Reproduce the listing exactly, with no pictures in your copy.

Extracted records:
######
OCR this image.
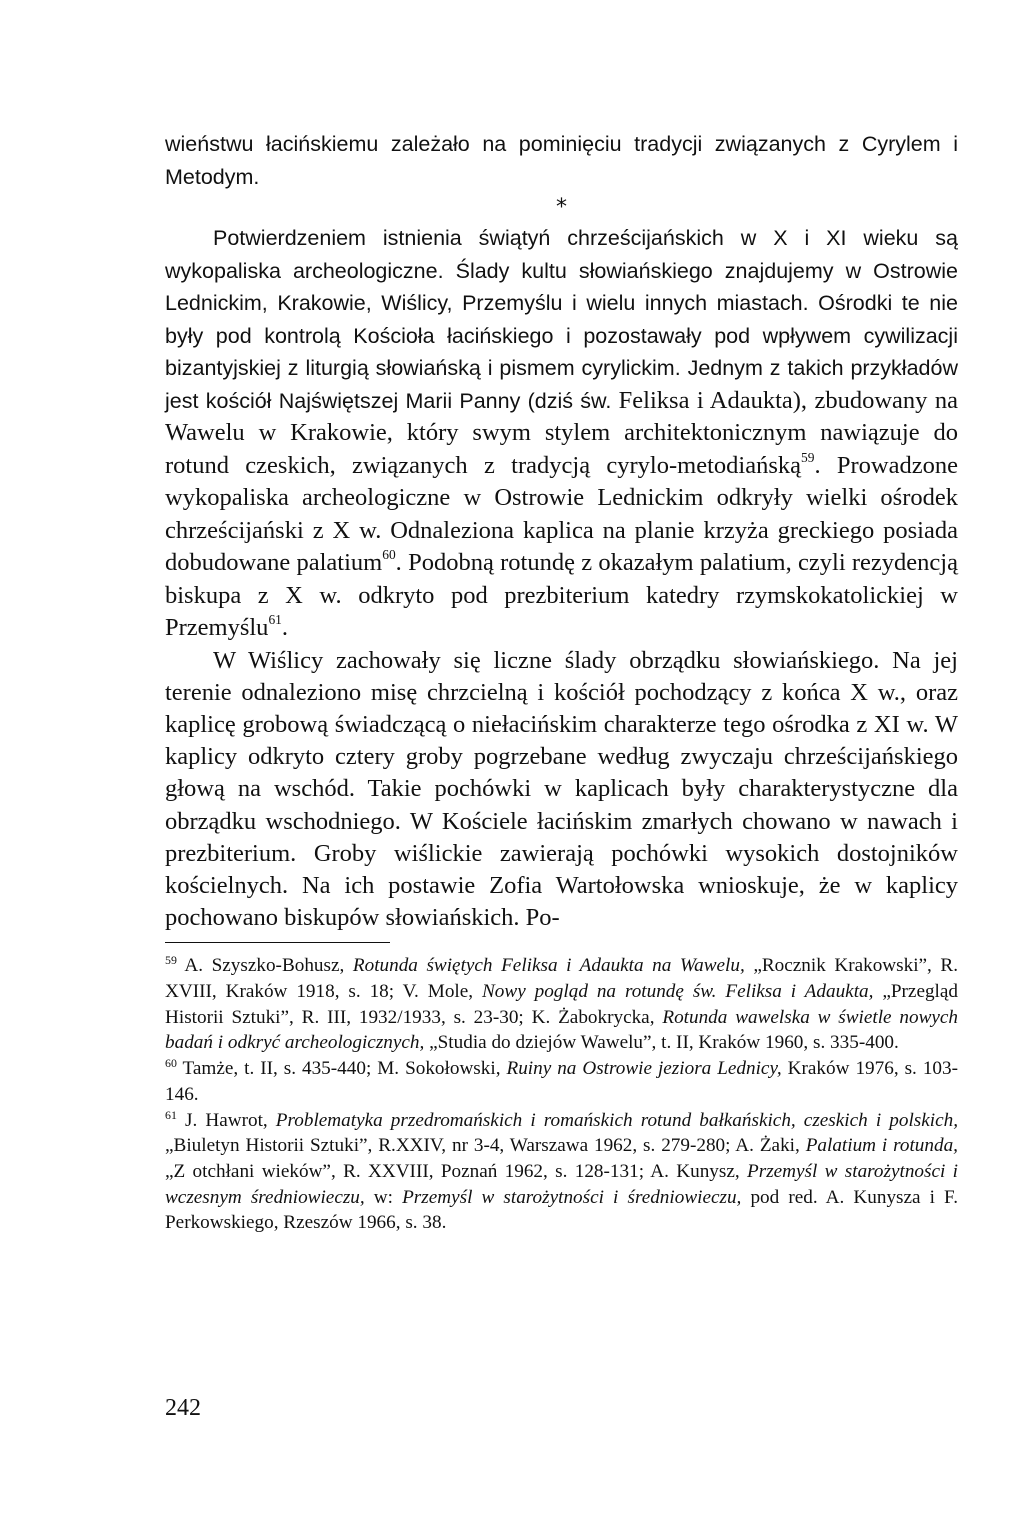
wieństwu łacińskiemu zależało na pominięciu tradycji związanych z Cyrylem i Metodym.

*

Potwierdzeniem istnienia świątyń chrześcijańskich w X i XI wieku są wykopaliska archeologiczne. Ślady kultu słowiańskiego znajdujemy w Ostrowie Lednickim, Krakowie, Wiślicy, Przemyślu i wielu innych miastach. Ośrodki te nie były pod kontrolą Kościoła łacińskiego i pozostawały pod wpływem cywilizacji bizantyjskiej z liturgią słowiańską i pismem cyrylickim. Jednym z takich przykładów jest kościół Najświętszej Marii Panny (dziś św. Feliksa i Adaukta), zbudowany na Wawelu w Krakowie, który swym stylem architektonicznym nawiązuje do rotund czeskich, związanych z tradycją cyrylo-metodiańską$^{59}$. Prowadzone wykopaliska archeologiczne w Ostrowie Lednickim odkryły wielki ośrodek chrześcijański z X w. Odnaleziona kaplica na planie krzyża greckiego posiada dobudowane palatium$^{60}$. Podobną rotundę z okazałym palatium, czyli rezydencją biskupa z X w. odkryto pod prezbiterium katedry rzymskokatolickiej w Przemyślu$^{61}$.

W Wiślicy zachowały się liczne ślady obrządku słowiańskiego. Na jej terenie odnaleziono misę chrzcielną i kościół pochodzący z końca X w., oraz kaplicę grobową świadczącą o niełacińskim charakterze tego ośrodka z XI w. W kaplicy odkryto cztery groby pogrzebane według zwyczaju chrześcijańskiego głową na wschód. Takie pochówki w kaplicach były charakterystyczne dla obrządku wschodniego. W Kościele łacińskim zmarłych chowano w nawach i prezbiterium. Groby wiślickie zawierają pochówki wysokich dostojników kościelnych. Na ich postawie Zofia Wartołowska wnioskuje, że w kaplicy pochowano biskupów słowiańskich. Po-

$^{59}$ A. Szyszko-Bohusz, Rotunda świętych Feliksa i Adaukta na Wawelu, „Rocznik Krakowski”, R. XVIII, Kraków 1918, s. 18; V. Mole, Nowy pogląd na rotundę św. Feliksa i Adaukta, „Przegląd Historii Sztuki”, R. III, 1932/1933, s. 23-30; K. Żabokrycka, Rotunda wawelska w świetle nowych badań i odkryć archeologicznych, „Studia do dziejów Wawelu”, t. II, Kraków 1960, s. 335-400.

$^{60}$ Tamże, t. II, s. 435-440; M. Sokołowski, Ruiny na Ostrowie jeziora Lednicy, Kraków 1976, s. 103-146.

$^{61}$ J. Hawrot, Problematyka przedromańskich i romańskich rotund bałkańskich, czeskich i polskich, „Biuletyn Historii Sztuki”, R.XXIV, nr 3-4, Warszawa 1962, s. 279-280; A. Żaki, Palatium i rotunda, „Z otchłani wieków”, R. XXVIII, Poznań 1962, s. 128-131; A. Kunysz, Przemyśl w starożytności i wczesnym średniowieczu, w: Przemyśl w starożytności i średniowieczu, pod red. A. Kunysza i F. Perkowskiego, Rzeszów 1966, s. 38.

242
######
▶ THE ANSWER
OCR this image.
wieństwu łacińskiemu zależało na pominięciu tradycji związanych z Cyrylem i Metodym.

*

Potwierdzeniem istnienia świątyń chrześcijańskich w X i XI wieku są wykopaliska archeologiczne. Ślady kultu słowiańskiego znajdujemy w Ostrowie Lednickim, Krakowie, Wiślicy, Przemyślu i wielu innych miastach. Ośrodki te nie były pod kontrolą Kościoła łacińskiego i pozostawały pod wpływem cywilizacji bizantyjskiej z liturgią słowiańską i pismem cyrylickim. Jednym z takich przykładów jest kościół Najświętszej Marii Panny (dziś św. Feliksa i Adaukta), zbudowany na Wawelu w Krakowie, który swym stylem architektonicznym nawiązuje do rotund czeskich, związanych z tradycją cyrylo-metodiańską$^{59}$. Prowadzone wykopaliska archeologiczne w Ostrowie Lednickim odkryły wielki ośrodek chrześcijański z X w. Odnaleziona kaplica na planie krzyża greckiego posiada dobudowane palatium$^{60}$. Podobną rotundę z okazałym palatium, czyli rezydencją biskupa z X w. odkryto pod prezbiterium katedry rzymskokatolickiej w Przemyślu$^{61}$.

W Wiślicy zachowały się liczne ślady obrządku słowiańskiego. Na jej terenie odnaleziono misę chrzcielną i kościół pochodzący z końca X w., oraz kaplicę grobową świadczącą o niełacińskim charakterze tego ośrodka z XI w. W kaplicy odkryto cztery groby pogrzebane według zwyczaju chrześcijańskiego głową na wschód. Takie pochówki w kaplicach były charakterystyczne dla obrządku wschodniego. W Kościele łacińskim zmarłych chowano w nawach i prezbiterium. Groby wiślickie zawierają pochówki wysokich dostojników kościelnych. Na ich postawie Zofia Wartołowska wnioskuje, że w kaplicy pochowano biskupów słowiańskich. Po-

$^{59}$ A. Szyszko-Bohusz, Rotunda świętych Feliksa i Adaukta na Wawelu, „Rocznik Krakowski”, R. XVIII, Kraków 1918, s. 18; V. Mole, Nowy pogląd na rotundę św. Feliksa i Adaukta, „Przegląd Historii Sztuki”, R. III, 1932/1933, s. 23-30; K. Żabokrycka, Rotunda wawelska w świetle nowych badań i odkryć archeologicznych, „Studia do dziejów Wawelu”, t. II, Kraków 1960, s. 335-400.

$^{60}$ Tamże, t. II, s. 435-440; M. Sokołowski, Ruiny na Ostrowie jeziora Lednicy, Kraków 1976, s. 103-146.

$^{61}$ J. Hawrot, Problematyka przedromańskich i romańskich rotund bałkańskich, czeskich i polskich, „Biuletyn Historii Sztuki”, R.XXIV, nr 3-4, Warszawa 1962, s. 279-280; A. Żaki, Palatium i rotunda, „Z otchłani wieków”, R. XXVIII, Poznań 1962, s. 128-131; A. Kunysz, Przemyśl w starożytności i wczesnym średniowieczu, w: Przemyśl w starożytności i średniowieczu, pod red. A. Kunysza i F. Perkowskiego, Rzeszów 1966, s. 38.

242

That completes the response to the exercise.